- [TASK TO CARRY OUT]: Tally every line featuring "this", then give that tally alone.

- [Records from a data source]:
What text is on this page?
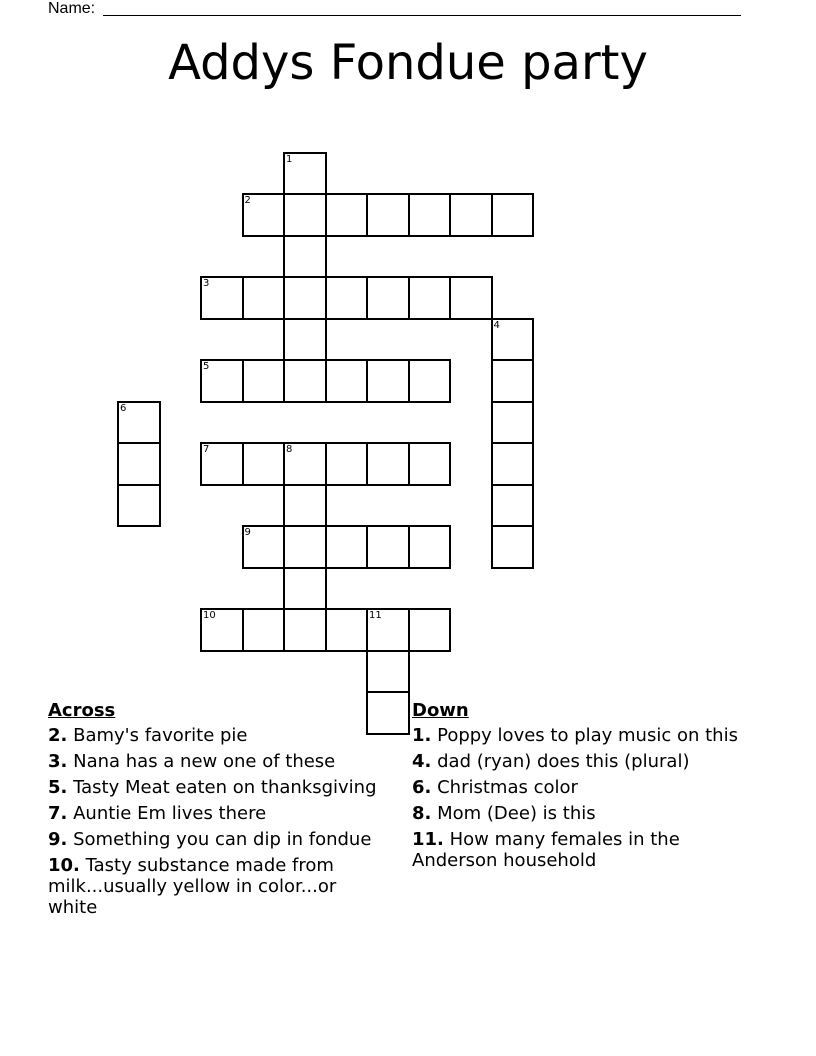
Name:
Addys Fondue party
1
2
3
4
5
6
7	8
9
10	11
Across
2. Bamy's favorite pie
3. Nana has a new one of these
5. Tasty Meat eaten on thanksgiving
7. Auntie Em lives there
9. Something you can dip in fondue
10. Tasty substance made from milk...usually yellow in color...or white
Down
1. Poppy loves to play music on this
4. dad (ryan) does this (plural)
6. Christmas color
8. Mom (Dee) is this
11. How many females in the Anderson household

---

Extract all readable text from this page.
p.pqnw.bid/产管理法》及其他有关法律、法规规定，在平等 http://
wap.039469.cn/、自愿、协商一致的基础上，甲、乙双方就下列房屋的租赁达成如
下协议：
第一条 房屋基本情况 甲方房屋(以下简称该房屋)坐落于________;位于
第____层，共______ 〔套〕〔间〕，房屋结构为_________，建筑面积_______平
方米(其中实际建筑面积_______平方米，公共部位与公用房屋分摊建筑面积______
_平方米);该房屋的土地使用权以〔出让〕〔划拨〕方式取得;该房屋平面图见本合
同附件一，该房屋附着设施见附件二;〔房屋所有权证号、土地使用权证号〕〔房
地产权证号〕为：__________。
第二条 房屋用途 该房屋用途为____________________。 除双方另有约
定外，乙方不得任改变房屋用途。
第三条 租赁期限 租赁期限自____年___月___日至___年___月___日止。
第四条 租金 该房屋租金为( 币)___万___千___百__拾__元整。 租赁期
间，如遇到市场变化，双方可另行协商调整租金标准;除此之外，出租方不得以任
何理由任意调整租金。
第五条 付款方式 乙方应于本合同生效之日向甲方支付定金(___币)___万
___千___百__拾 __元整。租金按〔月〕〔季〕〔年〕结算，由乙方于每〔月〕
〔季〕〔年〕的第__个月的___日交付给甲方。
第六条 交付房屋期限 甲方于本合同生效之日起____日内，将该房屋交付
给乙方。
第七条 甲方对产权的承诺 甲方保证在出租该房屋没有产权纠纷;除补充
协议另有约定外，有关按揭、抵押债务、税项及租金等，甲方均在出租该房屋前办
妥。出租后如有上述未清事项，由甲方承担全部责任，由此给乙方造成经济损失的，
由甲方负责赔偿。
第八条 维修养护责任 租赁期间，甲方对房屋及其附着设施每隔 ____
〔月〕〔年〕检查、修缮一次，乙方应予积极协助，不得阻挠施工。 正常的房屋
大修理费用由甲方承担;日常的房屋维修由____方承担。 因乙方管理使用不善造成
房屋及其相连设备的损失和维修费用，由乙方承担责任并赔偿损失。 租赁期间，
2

- [EXPECTED ANSWER]: 5